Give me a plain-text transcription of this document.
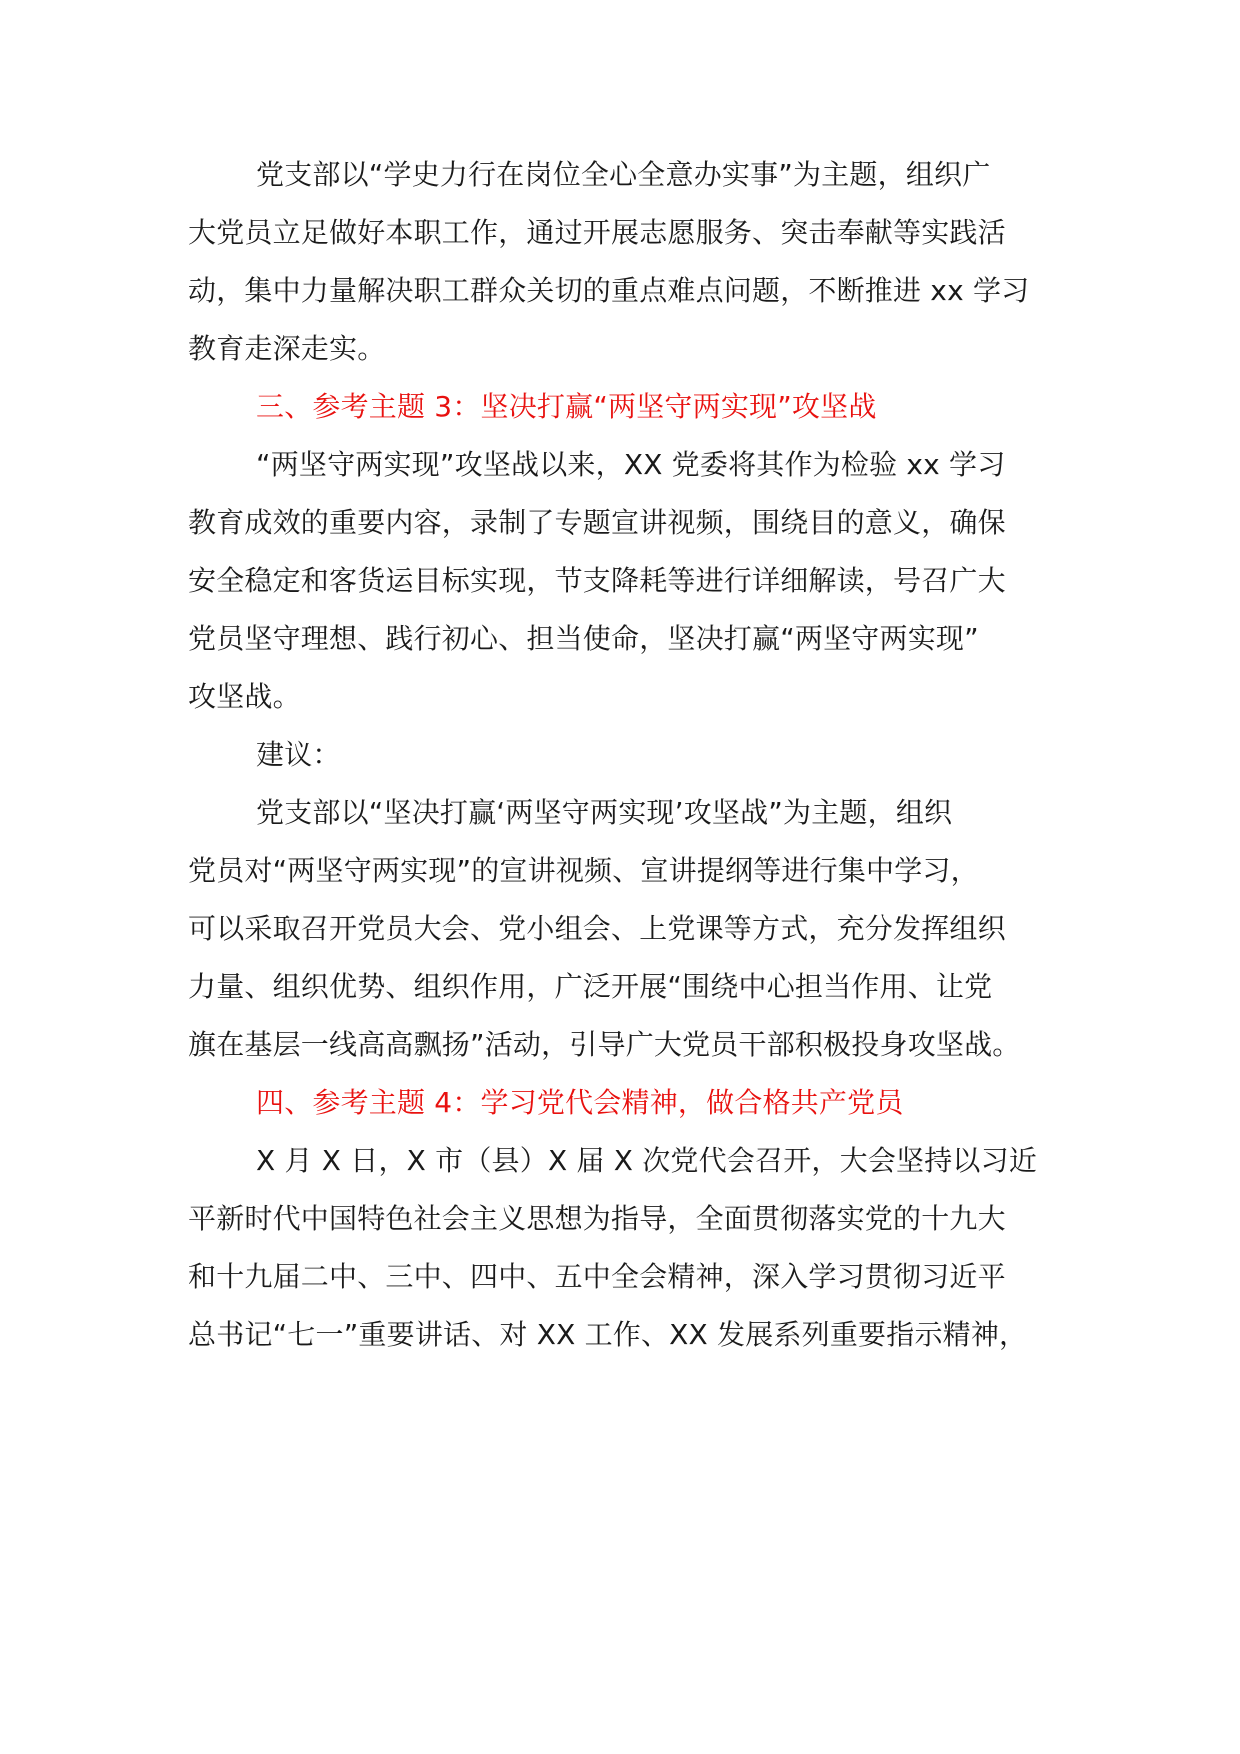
党支部以“学史力行在岗位全心全意办实事”为主题，组织广
大党员立足做好本职工作，通过开展志愿服务、突击奉献等实践活
动，集中力量解决职工群众关切的重点难点问题，不断推进 xx 学习
教育走深走实。
三、参考主题 3：坚决打赢“两坚守两实现”攻坚战
“两坚守两实现”攻坚战以来，XX 党委将其作为检验 xx 学习
教育成效的重要内容，录制了专题宣讲视频，围绕目的意义，确保
安全稳定和客货运目标实现，节支降耗等进行详细解读，号召广大
党员坚守理想、践行初心、担当使命，坚决打赢“两坚守两实现”
攻坚战。
建议：
党支部以“坚决打赢‘两坚守两实现’攻坚战”为主题，组织
党员对“两坚守两实现”的宣讲视频、宣讲提纲等进行集中学习，
可以采取召开党员大会、党小组会、上党课等方式，充分发挥组织
力量、组织优势、组织作用，广泛开展“围绕中心担当作用、让党
旗在基层一线高高飘扬”活动，引导广大党员干部积极投身攻坚战。
四、参考主题 4：学习党代会精神，做合格共产党员
X 月 X 日，X 市（县）X 届 X 次党代会召开，大会坚持以习近
平新时代中国特色社会主义思想为指导，全面贯彻落实党的十九大
和十九届二中、三中、四中、五中全会精神，深入学习贯彻习近平
总书记“七一”重要讲话、对 XX 工作、XX 发展系列重要指示精神，
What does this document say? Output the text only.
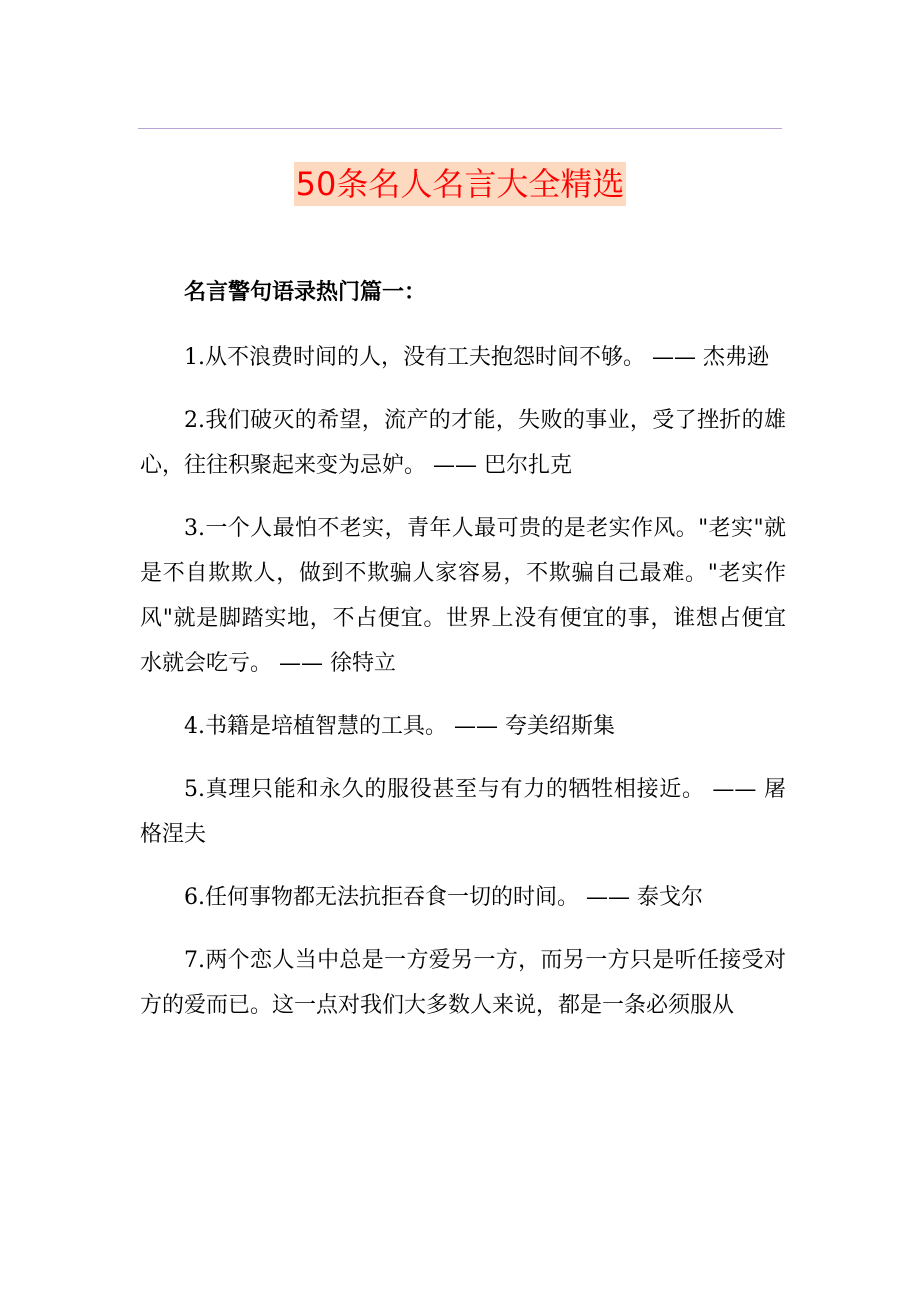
50条名人名言大全精选

名言警句语录热门篇一：

1.从不浪费时间的人，没有工夫抱怨时间不够。 —— 杰弗逊

2.我们破灭的希望，流产的才能，失败的事业，受了挫折的雄心，往往积聚起来变为忌妒。 —— 巴尔扎克

3.一个人最怕不老实，青年人最可贵的是老实作风。"老实"就是不自欺欺人，做到不欺骗人家容易，不欺骗自己最难。"老实作风"就是脚踏实地，不占便宜。世界上没有便宜的事，谁想占便宜水就会吃亏。 —— 徐特立

4.书籍是培植智慧的工具。 —— 夸美绍斯集

5.真理只能和永久的服役甚至与有力的牺牲相接近。 —— 屠格涅夫

6.任何事物都无法抗拒吞食一切的时间。 —— 泰戈尔

7.两个恋人当中总是一方爱另一方，而另一方只是听任接受对方的爱而已。这一点对我们大多数人来说，都是一条必须服从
::::::
Task details -
Copy each line above precisely, dropping the pictures.

Response to this task -
Give me a plain-text transcription of this document.
党支部以“学史力行在岗位全心全意办实事”为主题，组织广
大党员立足做好本职工作，通过开展志愿服务、突击奉献等实践活
动，集中力量解决职工群众关切的重点难点问题，不断推进 xx 学习
教育走深走实。
三、参考主题 3：坚决打赢“两坚守两实现”攻坚战
“两坚守两实现”攻坚战以来，XX 党委将其作为检验 xx 学习
教育成效的重要内容，录制了专题宣讲视频，围绕目的意义，确保
安全稳定和客货运目标实现，节支降耗等进行详细解读，号召广大
党员坚守理想、践行初心、担当使命，坚决打赢“两坚守两实现”
攻坚战。
建议：
党支部以“坚决打赢‘两坚守两实现’攻坚战”为主题，组织
党员对“两坚守两实现”的宣讲视频、宣讲提纲等进行集中学习，
可以采取召开党员大会、党小组会、上党课等方式，充分发挥组织
力量、组织优势、组织作用，广泛开展“围绕中心担当作用、让党
旗在基层一线高高飘扬”活动，引导广大党员干部积极投身攻坚战。
四、参考主题 4：学习党代会精神，做合格共产党员
X 月 X 日，X 市（县）X 届 X 次党代会召开，大会坚持以习近
平新时代中国特色社会主义思想为指导，全面贯彻落实党的十九大
和十九届二中、三中、四中、五中全会精神，深入学习贯彻习近平
总书记“七一”重要讲话、对 XX 工作、XX 发展系列重要指示精神，
What does this document say? Output the text only.
50条名人名言大全精选

名言警句语录热门篇一：

1.从不浪费时间的人，没有工夫抱怨时间不够。 —— 杰弗逊

2.我们破灭的希望，流产的才能，失败的事业，受了挫折的雄心，往往积聚起来变为忌妒。 —— 巴尔扎克

3.一个人最怕不老实，青年人最可贵的是老实作风。"老实"就是不自欺欺人，做到不欺骗人家容易，不欺骗自己最难。"老实作风"就是脚踏实地，不占便宜。世界上没有便宜的事，谁想占便宜水就会吃亏。 —— 徐特立

4.书籍是培植智慧的工具。 —— 夸美绍斯集

5.真理只能和永久的服役甚至与有力的牺牲相接近。 —— 屠格涅夫

6.任何事物都无法抗拒吞食一切的时间。 —— 泰戈尔

7.两个恋人当中总是一方爱另一方，而另一方只是听任接受对方的爱而已。这一点对我们大多数人来说，都是一条必须服从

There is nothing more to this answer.